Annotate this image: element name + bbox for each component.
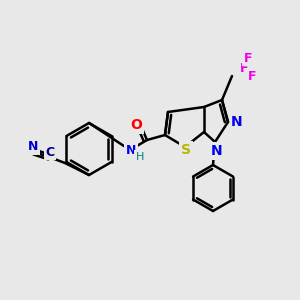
Text: N: N [231,115,243,129]
Text: F: F [240,61,248,74]
Text: S: S [181,143,191,157]
Text: N: N [126,143,136,157]
Text: N: N [28,140,38,154]
Text: F: F [248,70,256,83]
Text: O: O [130,118,142,132]
Text: H: H [136,152,144,162]
Text: C: C [45,146,55,158]
Text: N: N [211,144,223,158]
Text: F: F [244,52,252,64]
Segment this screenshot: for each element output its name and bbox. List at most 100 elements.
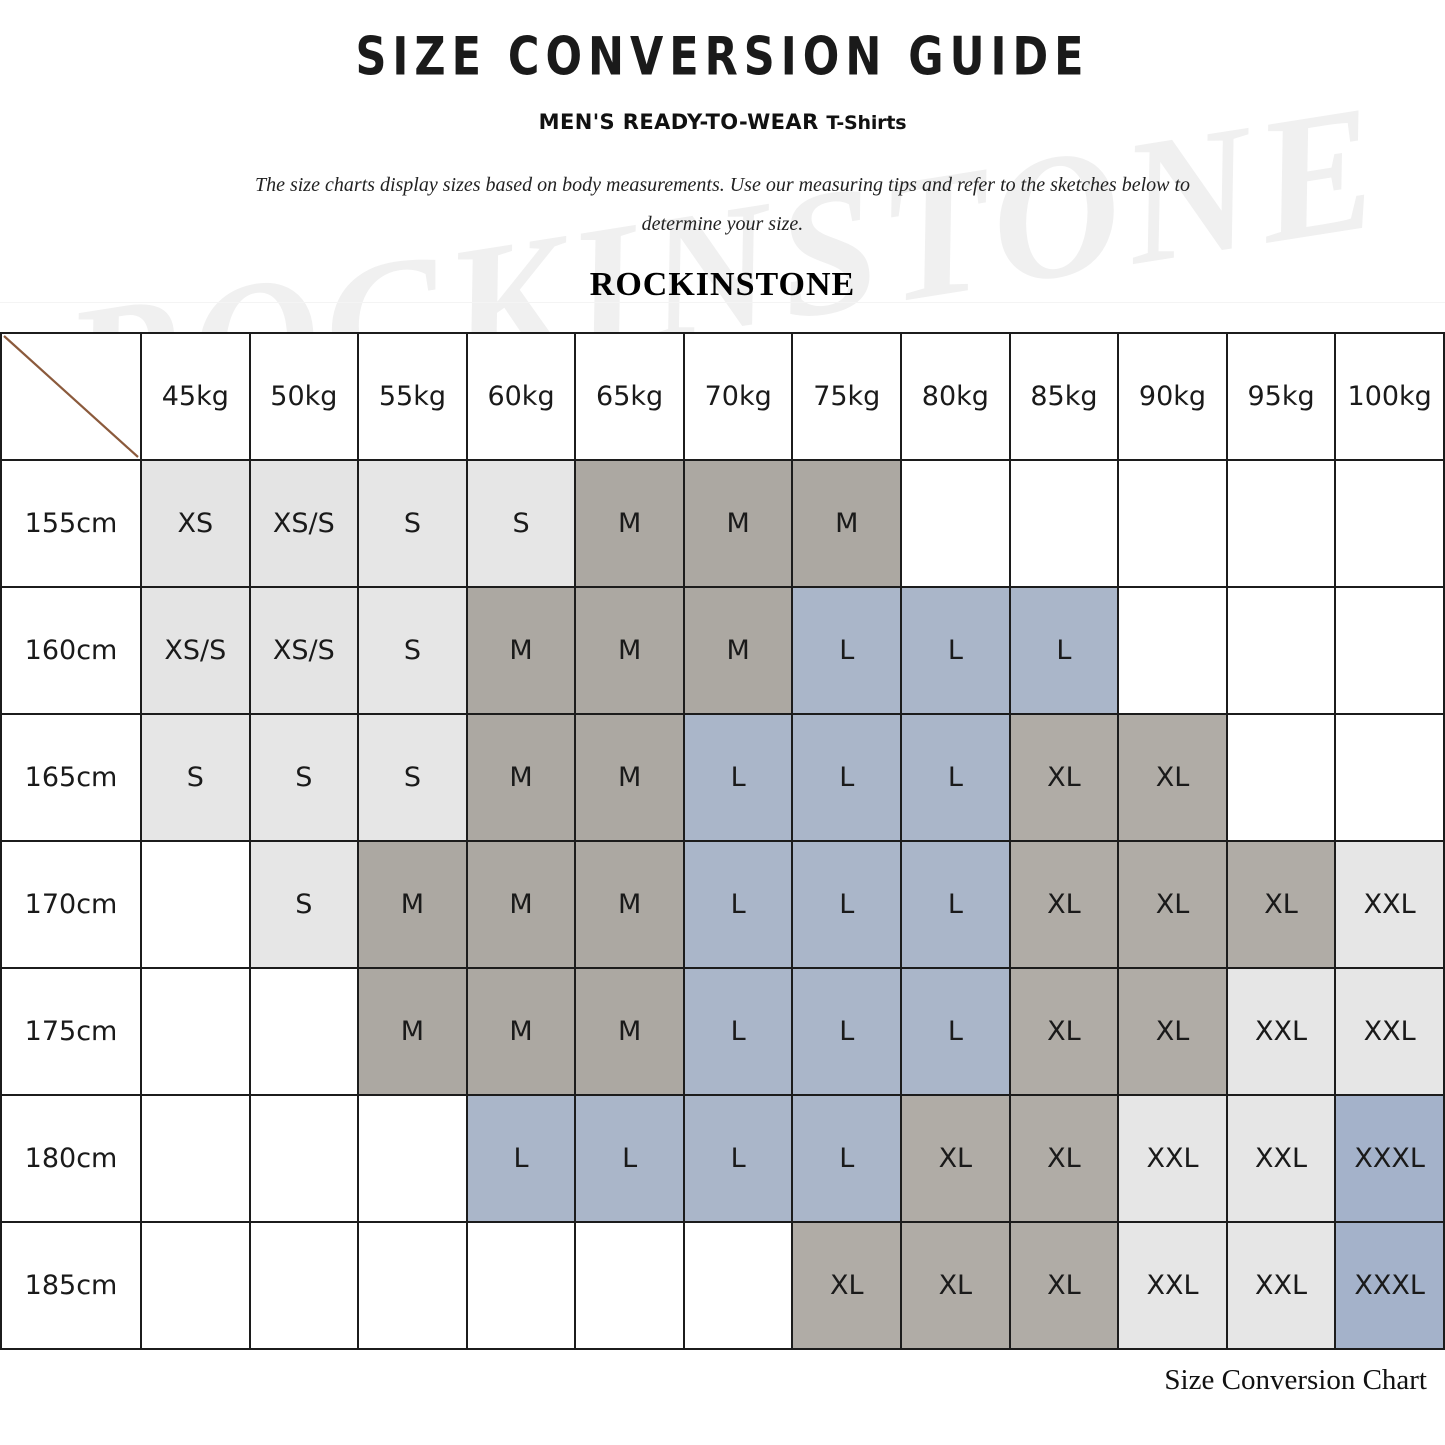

________

Work to do:
Switch every "bbox" in the items above to "bounding box" and reproduce all of the items with nothing else changed. Leave the pictures out of your answer.

Written solution:
Annotate this image: element name + bounding box for each component.
Text: N: N [231,115,243,129]
Text: F: F [240,61,248,74]
Text: S: S [181,143,191,157]
Text: N: N [126,143,136,157]
Text: N: N [28,140,38,154]
Text: F: F [248,70,256,83]
Text: O: O [130,118,142,132]
Text: H: H [136,152,144,162]
Text: C: C [45,146,55,158]
Text: N: N [211,144,223,158]
Text: F: F [244,52,252,64]
Segment this screenshot: for each element output its name and bounding box. List at most 100 elements.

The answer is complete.